* **Exercise**
Read the records and gather each line that includes "image".

* **Available records**
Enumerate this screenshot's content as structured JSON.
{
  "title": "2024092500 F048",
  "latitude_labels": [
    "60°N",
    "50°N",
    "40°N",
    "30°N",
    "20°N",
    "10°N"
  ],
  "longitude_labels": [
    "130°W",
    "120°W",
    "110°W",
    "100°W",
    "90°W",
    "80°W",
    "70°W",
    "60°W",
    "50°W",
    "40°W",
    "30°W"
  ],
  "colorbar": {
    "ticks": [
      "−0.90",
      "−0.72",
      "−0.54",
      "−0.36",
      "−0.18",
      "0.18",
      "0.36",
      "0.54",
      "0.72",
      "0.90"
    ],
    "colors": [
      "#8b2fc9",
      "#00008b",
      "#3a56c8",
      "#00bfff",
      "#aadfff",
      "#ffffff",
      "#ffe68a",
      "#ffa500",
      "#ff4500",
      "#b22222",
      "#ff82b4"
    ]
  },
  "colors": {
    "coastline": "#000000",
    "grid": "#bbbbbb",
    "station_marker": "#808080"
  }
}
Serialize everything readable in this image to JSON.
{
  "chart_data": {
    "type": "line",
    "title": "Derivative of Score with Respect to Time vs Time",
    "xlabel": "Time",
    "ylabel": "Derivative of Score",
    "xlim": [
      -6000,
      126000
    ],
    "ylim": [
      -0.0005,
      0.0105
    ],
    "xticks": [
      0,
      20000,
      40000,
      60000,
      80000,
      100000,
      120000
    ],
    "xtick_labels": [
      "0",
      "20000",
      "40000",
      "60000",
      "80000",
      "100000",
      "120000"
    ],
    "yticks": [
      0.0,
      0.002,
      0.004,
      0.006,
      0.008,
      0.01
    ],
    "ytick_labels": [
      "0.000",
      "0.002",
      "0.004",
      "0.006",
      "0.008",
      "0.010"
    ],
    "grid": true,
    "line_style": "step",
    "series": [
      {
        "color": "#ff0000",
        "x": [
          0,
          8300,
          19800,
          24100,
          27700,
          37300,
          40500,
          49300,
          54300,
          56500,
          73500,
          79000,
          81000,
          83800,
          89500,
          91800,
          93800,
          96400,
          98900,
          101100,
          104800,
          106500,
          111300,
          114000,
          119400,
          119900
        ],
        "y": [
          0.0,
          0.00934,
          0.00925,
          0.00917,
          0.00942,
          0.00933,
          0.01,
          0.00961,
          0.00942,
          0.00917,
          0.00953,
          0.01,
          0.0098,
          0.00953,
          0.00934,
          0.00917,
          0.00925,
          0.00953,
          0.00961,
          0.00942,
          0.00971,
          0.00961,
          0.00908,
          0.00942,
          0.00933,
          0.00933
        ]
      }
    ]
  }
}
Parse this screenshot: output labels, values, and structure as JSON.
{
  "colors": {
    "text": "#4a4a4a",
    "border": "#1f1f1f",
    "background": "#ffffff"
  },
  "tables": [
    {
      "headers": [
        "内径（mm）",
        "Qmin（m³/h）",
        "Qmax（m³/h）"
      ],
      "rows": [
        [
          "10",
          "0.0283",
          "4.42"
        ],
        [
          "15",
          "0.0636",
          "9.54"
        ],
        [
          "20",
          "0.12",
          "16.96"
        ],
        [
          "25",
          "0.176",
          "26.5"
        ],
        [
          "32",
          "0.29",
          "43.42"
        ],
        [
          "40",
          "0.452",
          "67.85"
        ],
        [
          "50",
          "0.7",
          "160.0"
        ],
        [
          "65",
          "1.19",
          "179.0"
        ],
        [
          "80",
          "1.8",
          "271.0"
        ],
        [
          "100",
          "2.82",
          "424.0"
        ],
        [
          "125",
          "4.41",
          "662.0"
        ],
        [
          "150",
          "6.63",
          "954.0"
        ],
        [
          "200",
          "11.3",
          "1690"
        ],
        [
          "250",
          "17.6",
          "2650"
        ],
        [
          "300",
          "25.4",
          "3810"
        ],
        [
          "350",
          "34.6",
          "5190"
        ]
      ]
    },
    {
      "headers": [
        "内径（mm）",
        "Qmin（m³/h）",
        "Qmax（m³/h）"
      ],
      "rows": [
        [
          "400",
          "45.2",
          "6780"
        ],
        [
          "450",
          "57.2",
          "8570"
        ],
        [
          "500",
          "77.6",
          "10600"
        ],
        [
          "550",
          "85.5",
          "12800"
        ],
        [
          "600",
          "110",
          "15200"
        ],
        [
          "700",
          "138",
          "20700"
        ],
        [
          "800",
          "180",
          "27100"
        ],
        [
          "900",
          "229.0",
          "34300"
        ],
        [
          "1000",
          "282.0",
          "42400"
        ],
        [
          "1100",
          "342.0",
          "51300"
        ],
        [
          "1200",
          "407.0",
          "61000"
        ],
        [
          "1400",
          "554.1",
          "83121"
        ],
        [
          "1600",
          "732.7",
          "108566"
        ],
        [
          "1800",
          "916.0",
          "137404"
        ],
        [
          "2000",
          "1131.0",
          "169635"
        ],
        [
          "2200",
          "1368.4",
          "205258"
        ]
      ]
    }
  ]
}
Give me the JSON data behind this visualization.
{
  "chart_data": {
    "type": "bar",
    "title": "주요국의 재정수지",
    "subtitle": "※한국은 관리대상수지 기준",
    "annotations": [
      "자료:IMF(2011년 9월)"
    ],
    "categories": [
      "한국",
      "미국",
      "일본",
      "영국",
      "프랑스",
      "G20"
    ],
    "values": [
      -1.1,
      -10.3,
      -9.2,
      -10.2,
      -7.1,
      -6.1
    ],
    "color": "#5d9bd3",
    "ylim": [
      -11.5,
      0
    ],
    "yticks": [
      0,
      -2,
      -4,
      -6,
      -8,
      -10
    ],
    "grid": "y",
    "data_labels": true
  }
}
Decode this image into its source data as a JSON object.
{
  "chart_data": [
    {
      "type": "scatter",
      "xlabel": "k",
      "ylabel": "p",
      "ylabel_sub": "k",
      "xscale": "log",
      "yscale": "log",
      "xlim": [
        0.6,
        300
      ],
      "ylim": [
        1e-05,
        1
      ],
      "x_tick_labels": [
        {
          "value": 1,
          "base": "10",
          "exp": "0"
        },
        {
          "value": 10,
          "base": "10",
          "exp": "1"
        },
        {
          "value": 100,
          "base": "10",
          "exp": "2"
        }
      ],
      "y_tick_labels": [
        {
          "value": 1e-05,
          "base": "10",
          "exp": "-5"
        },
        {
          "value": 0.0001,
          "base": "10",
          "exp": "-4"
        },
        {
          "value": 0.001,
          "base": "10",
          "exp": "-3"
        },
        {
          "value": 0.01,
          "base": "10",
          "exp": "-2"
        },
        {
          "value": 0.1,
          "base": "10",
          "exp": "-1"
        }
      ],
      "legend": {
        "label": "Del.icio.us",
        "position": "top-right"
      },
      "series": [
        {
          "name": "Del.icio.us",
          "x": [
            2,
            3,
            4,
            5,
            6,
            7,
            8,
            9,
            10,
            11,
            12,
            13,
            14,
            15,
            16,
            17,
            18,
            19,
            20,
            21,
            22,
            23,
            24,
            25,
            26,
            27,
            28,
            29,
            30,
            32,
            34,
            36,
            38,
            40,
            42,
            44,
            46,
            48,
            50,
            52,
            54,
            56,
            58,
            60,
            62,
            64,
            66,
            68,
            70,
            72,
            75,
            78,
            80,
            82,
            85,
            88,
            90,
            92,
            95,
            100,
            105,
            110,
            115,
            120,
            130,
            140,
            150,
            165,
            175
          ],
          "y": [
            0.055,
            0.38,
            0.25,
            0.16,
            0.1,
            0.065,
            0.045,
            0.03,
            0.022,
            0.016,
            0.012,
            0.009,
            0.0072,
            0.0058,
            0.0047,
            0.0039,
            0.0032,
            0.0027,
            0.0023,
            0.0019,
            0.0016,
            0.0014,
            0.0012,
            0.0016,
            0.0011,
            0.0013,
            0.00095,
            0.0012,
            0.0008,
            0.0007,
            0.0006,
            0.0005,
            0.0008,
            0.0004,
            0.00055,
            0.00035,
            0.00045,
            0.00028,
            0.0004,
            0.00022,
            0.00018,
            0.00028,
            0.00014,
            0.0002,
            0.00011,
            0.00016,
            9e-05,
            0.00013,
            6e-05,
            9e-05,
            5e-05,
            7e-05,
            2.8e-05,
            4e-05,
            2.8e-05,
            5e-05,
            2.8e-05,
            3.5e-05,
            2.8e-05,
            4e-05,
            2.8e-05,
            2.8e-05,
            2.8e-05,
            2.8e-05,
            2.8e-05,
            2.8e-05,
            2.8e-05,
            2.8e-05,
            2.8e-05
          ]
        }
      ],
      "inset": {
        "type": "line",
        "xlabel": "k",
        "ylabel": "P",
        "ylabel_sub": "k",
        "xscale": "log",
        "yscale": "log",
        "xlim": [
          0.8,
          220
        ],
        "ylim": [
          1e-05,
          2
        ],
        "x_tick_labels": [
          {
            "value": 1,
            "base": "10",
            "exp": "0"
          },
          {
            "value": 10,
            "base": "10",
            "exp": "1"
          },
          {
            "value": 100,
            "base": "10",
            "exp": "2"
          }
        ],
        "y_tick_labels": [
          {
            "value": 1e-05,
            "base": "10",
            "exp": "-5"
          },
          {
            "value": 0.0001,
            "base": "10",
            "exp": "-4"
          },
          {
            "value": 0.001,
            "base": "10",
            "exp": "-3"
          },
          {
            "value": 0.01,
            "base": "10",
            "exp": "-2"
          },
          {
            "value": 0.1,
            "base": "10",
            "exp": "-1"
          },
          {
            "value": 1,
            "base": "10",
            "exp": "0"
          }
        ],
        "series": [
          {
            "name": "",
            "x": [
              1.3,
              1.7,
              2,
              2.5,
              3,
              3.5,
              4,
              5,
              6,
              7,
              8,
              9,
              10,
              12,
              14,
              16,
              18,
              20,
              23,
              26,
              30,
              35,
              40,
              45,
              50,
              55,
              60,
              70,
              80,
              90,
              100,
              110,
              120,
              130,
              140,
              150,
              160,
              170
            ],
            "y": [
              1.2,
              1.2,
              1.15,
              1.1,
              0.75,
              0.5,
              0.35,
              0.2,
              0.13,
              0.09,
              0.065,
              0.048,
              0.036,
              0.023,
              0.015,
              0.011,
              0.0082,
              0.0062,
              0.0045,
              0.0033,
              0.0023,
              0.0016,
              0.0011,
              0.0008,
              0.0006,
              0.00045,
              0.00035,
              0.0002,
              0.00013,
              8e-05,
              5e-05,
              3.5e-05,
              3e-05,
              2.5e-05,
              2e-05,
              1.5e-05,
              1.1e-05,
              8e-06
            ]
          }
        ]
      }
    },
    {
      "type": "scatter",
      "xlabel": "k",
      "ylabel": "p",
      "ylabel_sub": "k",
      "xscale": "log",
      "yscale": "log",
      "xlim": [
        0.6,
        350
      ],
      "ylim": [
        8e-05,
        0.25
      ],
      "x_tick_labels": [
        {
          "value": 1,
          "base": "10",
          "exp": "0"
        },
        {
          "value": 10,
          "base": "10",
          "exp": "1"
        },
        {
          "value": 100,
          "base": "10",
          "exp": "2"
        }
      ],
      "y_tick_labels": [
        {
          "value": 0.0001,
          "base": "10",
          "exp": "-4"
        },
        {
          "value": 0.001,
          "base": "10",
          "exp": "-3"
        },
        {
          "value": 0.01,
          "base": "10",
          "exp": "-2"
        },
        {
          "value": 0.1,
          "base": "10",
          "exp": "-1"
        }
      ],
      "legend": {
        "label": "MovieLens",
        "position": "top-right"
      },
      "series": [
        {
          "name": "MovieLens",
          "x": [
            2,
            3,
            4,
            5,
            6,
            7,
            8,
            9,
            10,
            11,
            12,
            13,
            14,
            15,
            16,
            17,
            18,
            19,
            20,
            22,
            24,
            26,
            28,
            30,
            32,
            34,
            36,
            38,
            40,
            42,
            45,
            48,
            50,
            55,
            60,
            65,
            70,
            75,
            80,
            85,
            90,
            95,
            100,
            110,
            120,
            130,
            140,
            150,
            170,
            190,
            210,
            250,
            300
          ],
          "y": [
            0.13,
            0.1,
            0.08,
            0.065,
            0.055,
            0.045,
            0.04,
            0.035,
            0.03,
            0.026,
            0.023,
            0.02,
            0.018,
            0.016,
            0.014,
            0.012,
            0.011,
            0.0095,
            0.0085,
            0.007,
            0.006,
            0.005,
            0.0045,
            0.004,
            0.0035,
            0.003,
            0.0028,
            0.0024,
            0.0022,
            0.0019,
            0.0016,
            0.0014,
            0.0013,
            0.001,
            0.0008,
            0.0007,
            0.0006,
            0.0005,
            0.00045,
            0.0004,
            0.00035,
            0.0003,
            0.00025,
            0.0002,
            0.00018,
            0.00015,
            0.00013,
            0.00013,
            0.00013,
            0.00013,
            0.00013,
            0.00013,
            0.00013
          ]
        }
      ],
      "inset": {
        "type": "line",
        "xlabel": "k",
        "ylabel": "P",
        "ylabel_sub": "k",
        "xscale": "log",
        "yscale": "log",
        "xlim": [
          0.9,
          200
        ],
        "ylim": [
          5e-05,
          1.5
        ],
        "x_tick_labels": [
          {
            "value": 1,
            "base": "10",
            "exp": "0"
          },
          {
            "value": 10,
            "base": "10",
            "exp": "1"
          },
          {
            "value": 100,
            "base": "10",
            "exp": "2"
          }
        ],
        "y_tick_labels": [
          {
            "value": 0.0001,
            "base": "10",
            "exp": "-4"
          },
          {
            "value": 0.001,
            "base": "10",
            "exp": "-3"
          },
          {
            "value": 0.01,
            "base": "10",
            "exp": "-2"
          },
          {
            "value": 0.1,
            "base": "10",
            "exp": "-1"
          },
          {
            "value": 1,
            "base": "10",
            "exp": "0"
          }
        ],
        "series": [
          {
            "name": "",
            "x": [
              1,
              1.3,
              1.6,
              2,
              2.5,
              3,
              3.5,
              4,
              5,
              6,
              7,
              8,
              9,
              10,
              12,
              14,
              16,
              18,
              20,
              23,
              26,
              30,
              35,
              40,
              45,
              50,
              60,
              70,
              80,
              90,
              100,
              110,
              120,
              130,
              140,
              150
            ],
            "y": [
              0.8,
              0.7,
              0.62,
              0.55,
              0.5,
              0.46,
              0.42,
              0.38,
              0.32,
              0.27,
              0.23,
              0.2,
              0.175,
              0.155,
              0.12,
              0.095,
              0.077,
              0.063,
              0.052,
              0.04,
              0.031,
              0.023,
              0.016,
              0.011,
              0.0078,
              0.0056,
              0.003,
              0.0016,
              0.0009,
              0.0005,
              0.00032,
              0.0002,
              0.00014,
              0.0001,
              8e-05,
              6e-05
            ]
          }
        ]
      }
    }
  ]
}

* **Result**
Serialize everything readable in this image to JSON.
Decode this image into its source data as a JSON object.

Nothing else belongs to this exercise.